Structured figure records:
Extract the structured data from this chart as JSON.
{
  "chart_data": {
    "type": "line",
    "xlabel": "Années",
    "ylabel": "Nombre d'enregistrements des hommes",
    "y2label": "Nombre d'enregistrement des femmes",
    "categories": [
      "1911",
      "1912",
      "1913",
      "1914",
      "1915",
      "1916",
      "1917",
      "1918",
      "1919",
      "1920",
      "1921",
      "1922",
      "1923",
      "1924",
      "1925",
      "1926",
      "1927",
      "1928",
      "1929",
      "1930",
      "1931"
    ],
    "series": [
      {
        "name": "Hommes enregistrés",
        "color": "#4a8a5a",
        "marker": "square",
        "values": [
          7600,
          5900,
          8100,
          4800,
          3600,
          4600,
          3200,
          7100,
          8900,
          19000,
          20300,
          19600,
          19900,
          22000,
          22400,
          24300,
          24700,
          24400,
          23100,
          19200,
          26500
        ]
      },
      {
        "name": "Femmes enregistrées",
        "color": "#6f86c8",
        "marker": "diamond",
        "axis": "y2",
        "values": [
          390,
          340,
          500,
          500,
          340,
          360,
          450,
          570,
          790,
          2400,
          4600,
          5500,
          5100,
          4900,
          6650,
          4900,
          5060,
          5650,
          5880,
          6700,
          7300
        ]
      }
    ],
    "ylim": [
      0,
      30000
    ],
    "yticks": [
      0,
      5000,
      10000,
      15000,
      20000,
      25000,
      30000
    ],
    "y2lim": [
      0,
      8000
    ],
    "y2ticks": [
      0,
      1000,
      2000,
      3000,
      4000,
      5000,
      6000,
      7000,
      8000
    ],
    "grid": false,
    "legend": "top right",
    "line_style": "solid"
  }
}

Work to complete: The records above should be duplicated in full, exactly as given.

Answer:
Extract the structured data from this chart as JSON.
{
  "chart_data": {
    "type": "line",
    "xlabel": "Années",
    "ylabel": "Nombre d'enregistrements des hommes",
    "y2label": "Nombre d'enregistrement des femmes",
    "categories": [
      "1911",
      "1912",
      "1913",
      "1914",
      "1915",
      "1916",
      "1917",
      "1918",
      "1919",
      "1920",
      "1921",
      "1922",
      "1923",
      "1924",
      "1925",
      "1926",
      "1927",
      "1928",
      "1929",
      "1930",
      "1931"
    ],
    "series": [
      {
        "name": "Hommes enregistrés",
        "color": "#4a8a5a",
        "marker": "square",
        "values": [
          7600,
          5900,
          8100,
          4800,
          3600,
          4600,
          3200,
          7100,
          8900,
          19000,
          20300,
          19600,
          19900,
          22000,
          22400,
          24300,
          24700,
          24400,
          23100,
          19200,
          26500
        ]
      },
      {
        "name": "Femmes enregistrées",
        "color": "#6f86c8",
        "marker": "diamond",
        "axis": "y2",
        "values": [
          390,
          340,
          500,
          500,
          340,
          360,
          450,
          570,
          790,
          2400,
          4600,
          5500,
          5100,
          4900,
          6650,
          4900,
          5060,
          5650,
          5880,
          6700,
          7300
        ]
      }
    ],
    "ylim": [
      0,
      30000
    ],
    "yticks": [
      0,
      5000,
      10000,
      15000,
      20000,
      25000,
      30000
    ],
    "y2lim": [
      0,
      8000
    ],
    "y2ticks": [
      0,
      1000,
      2000,
      3000,
      4000,
      5000,
      6000,
      7000,
      8000
    ],
    "grid": false,
    "legend": "top right",
    "line_style": "solid"
  }
}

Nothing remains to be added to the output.